▶ _Exercise brief_: Track down the lines that contain "text" and copy them.

▶ _Data for this task_:

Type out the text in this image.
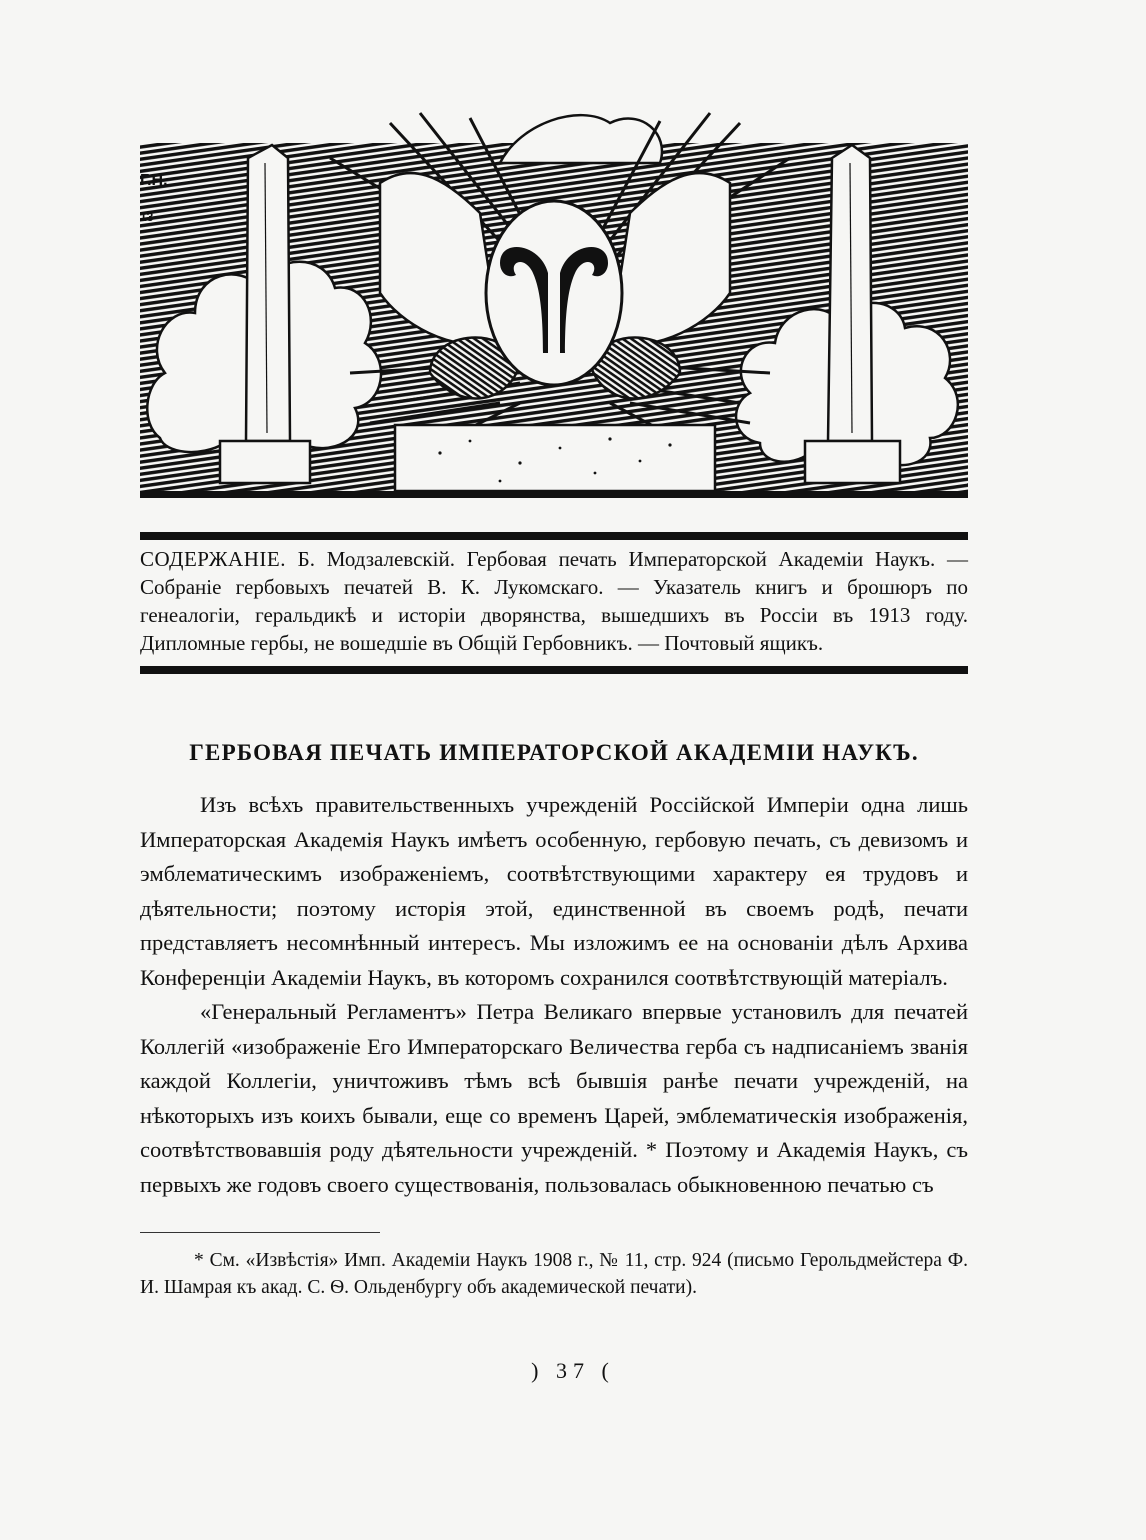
Г.Н.
13
СОДЕРЖАНІЕ. Б. Модзалевскій. Гербовая печать Императорской Академіи Наукъ. — Собраніе гербовыхъ печатей В. К. Лукомскаго. — Указатель книгъ и брошюръ по генеалогіи, геральдикѣ и исторіи дворянства, вышедшихъ въ Россіи въ 1913 году. Дипломные гербы, не вошедшіе въ Общій Гербовникъ. — Почтовый ящикъ.
ГЕРБОВАЯ ПЕЧАТЬ ИМПЕРАТОРСКОЙ АКАДЕМІИ НАУКЪ.

Изъ всѣхъ правительственныхъ учрежденій Россійской Имперіи одна лишь Императорская Академія Наукъ имѣетъ особенную, гербовую печать, съ девизомъ и эмблематическимъ изображеніемъ, соотвѣтствующими характеру ея трудовъ и дѣятельности; поэтому исторія этой, единственной въ своемъ родѣ, печати представляетъ несомнѣнный интересъ. Мы изложимъ ее на основаніи дѣлъ Архива Конференціи Академіи Наукъ, въ которомъ сохранился соотвѣтствующій матеріалъ.

«Генеральный Регламентъ» Петра Великаго впервые установилъ для печатей Коллегій «изображеніе Его Императорскаго Величества герба съ надписаніемъ званія каждой Коллегіи, уничтоживъ тѣмъ всѣ бывшія ранѣе печати учрежденій, на нѣкоторыхъ изъ коихъ бывали, еще со временъ Царей, эмблематическія изображенія, соотвѣтствовавшія роду дѣятельности учрежденій. * Поэтому и Академія Наукъ, съ первыхъ же годовъ своего существованія, пользовалась обыкновенною печатью съ

* См. «Извѣстія» Имп. Академіи Наукъ 1908 г., № 11, стр. 924 (письмо Герольдмейстера Ф. И. Шамрая къ акад. С. Ѳ. Ольденбургу объ академической печати).

) 37 (
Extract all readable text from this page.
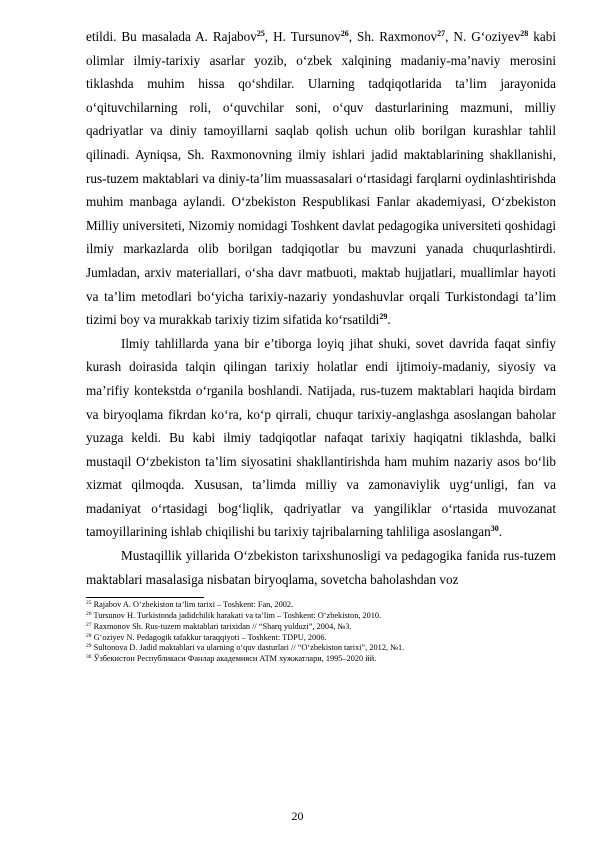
etildi. Bu masalada A. Rajabov$^{25}$, H. Tursunov$^{26}$, Sh. Raxmonov$^{27}$, N. G‘oziyev$^{28}$ kabi olimlar ilmiy-tarixiy asarlar yozib, o‘zbek xalqining madaniy-ma’naviy merosini tiklashda muhim hissa qo‘shdilar. Ularning tadqiqotlarida ta’lim jarayonida o‘qituvchilarning roli, o‘quvchilar soni, o‘quv dasturlarining mazmuni, milliy qadriyatlar va diniy tamoyillarni saqlab qolish uchun olib borilgan kurashlar tahlil qilinadi. Ayniqsa, Sh. Raxmonovning ilmiy ishlari jadid maktablarining shakllanishi, rus-tuzem maktablari va diniy-ta’lim muassasalari o‘rtasidagi farqlarni oydinlashtirishda muhim manbaga aylandi. O‘zbekiston Respublikasi Fanlar akademiyasi, O‘zbekiston Milliy universiteti, Nizomiy nomidagi Toshkent davlat pedagogika universiteti qoshidagi ilmiy markazlarda olib borilgan tadqiqotlar bu mavzuni yanada chuqurlashtirdi. Jumladan, arxiv materiallari, o‘sha davr matbuoti, maktab hujjatlari, muallimlar hayoti va ta’lim metodlari bo‘yicha tarixiy-nazariy yondashuvlar orqali Turkistondagi ta’lim tizimi boy va murakkab tarixiy tizim sifatida ko‘rsatildi$^{29}$.

Ilmiy tahlillarda yana bir e’tiborga loyiq jihat shuki, sovet davrida faqat sinfiy kurash doirasida talqin qilingan tarixiy holatlar endi ijtimoiy-madaniy, siyosiy va ma’rifiy kontekstda o‘rganila boshlandi. Natijada, rus-tuzem maktablari haqida birdam va biryoqlama fikrdan ko‘ra, ko‘p qirrali, chuqur tarixiy-anglashga asoslangan baholar yuzaga keldi. Bu kabi ilmiy tadqiqotlar nafaqat tarixiy haqiqatni tiklashda, balki mustaqil O‘zbekiston ta’lim siyosatini shakllantirishda ham muhim nazariy asos bo‘lib xizmat qilmoqda. Xususan, ta’limda milliy va zamonaviylik uyg‘unligi, fan va madaniyat o‘rtasidagi bog‘liqlik, qadriyatlar va yangiliklar o‘rtasida muvozanat tamoyillarining ishlab chiqilishi bu tarixiy tajribalarning tahliliga asoslangan$^{30}$.

Mustaqillik yillarida O‘zbekiston tarixshunosligi va pedagogika fanida rus-tuzem maktablari masalasiga nisbatan biryoqlama, sovetcha baholashdan voz

$^{25}$ Rajabov A. O‘zbekiston ta’lim tarixi – Toshkent: Fan, 2002.

$^{26}$ Tursunov H. Turkistonda jadidchilik harakati va ta’lim – Toshkent: O‘zbekiston, 2010.

$^{27}$ Raxmonov Sh. Rus-tuzem maktablari tarixidan // “Sharq yulduzi”, 2004, №3.

$^{28}$ G‘oziyev N. Pedagogik tafakkur taraqqiyoti – Toshkent: TDPU, 2006.

$^{29}$ Sultonova D. Jadid maktablari va ularning o‘quv dasturlari // “O‘zbekiston tarixi”, 2012, №1.

$^{30}$ Ўзбекистон Республикаси Фанлар академияси АТМ хужжатлари, 1995–2020 йй.

20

▶ _Written solution_:
Type out the text in this image.
Extract all readable text from this page.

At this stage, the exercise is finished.